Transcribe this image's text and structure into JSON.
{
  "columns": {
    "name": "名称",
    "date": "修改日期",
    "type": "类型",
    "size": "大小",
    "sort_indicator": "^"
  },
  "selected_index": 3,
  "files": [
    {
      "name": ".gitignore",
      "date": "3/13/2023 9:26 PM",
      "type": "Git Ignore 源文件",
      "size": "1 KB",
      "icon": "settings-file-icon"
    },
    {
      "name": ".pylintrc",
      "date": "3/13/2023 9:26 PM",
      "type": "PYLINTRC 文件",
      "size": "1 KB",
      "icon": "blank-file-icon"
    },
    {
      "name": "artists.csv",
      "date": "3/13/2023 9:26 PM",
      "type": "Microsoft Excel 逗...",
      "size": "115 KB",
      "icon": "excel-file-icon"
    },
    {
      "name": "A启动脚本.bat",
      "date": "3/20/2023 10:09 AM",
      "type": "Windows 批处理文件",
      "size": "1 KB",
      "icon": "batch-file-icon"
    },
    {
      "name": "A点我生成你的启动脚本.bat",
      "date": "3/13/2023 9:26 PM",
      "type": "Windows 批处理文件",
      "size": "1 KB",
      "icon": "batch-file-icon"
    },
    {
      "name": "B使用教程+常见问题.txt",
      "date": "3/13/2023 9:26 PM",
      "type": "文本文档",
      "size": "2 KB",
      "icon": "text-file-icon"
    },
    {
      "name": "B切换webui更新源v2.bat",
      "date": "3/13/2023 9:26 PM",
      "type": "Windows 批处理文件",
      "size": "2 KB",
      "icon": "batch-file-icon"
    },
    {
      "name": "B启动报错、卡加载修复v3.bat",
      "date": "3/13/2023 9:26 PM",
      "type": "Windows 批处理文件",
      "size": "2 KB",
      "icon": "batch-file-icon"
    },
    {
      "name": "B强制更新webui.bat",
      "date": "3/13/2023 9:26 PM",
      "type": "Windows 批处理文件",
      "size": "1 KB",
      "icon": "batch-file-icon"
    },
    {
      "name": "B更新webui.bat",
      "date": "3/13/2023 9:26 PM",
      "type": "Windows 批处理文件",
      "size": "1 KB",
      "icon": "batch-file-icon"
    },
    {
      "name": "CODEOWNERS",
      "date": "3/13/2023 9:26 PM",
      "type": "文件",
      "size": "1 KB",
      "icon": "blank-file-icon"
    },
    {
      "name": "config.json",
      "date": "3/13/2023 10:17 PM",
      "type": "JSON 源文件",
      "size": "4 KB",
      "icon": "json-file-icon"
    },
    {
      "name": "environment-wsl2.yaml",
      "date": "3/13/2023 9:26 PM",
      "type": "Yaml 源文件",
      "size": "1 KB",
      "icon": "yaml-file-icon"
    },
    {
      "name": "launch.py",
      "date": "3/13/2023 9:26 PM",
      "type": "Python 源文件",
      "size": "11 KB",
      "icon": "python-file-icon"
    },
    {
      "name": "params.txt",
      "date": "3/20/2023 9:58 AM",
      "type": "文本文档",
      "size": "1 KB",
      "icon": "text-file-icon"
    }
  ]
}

----------------------------------------

# Goal of the exercise
Repeat the data in its entirety, character for character.

# Result of this exercise
Transcribe this image's text and structure into JSON.
{
  "columns": {
    "name": "名称",
    "date": "修改日期",
    "type": "类型",
    "size": "大小",
    "sort_indicator": "^"
  },
  "selected_index": 3,
  "files": [
    {
      "name": ".gitignore",
      "date": "3/13/2023 9:26 PM",
      "type": "Git Ignore 源文件",
      "size": "1 KB",
      "icon": "settings-file-icon"
    },
    {
      "name": ".pylintrc",
      "date": "3/13/2023 9:26 PM",
      "type": "PYLINTRC 文件",
      "size": "1 KB",
      "icon": "blank-file-icon"
    },
    {
      "name": "artists.csv",
      "date": "3/13/2023 9:26 PM",
      "type": "Microsoft Excel 逗...",
      "size": "115 KB",
      "icon": "excel-file-icon"
    },
    {
      "name": "A启动脚本.bat",
      "date": "3/20/2023 10:09 AM",
      "type": "Windows 批处理文件",
      "size": "1 KB",
      "icon": "batch-file-icon"
    },
    {
      "name": "A点我生成你的启动脚本.bat",
      "date": "3/13/2023 9:26 PM",
      "type": "Windows 批处理文件",
      "size": "1 KB",
      "icon": "batch-file-icon"
    },
    {
      "name": "B使用教程+常见问题.txt",
      "date": "3/13/2023 9:26 PM",
      "type": "文本文档",
      "size": "2 KB",
      "icon": "text-file-icon"
    },
    {
      "name": "B切换webui更新源v2.bat",
      "date": "3/13/2023 9:26 PM",
      "type": "Windows 批处理文件",
      "size": "2 KB",
      "icon": "batch-file-icon"
    },
    {
      "name": "B启动报错、卡加载修复v3.bat",
      "date": "3/13/2023 9:26 PM",
      "type": "Windows 批处理文件",
      "size": "2 KB",
      "icon": "batch-file-icon"
    },
    {
      "name": "B强制更新webui.bat",
      "date": "3/13/2023 9:26 PM",
      "type": "Windows 批处理文件",
      "size": "1 KB",
      "icon": "batch-file-icon"
    },
    {
      "name": "B更新webui.bat",
      "date": "3/13/2023 9:26 PM",
      "type": "Windows 批处理文件",
      "size": "1 KB",
      "icon": "batch-file-icon"
    },
    {
      "name": "CODEOWNERS",
      "date": "3/13/2023 9:26 PM",
      "type": "文件",
      "size": "1 KB",
      "icon": "blank-file-icon"
    },
    {
      "name": "config.json",
      "date": "3/13/2023 10:17 PM",
      "type": "JSON 源文件",
      "size": "4 KB",
      "icon": "json-file-icon"
    },
    {
      "name": "environment-wsl2.yaml",
      "date": "3/13/2023 9:26 PM",
      "type": "Yaml 源文件",
      "size": "1 KB",
      "icon": "yaml-file-icon"
    },
    {
      "name": "launch.py",
      "date": "3/13/2023 9:26 PM",
      "type": "Python 源文件",
      "size": "11 KB",
      "icon": "python-file-icon"
    },
    {
      "name": "params.txt",
      "date": "3/20/2023 9:58 AM",
      "type": "文本文档",
      "size": "1 KB",
      "icon": "text-file-icon"
    }
  ]
}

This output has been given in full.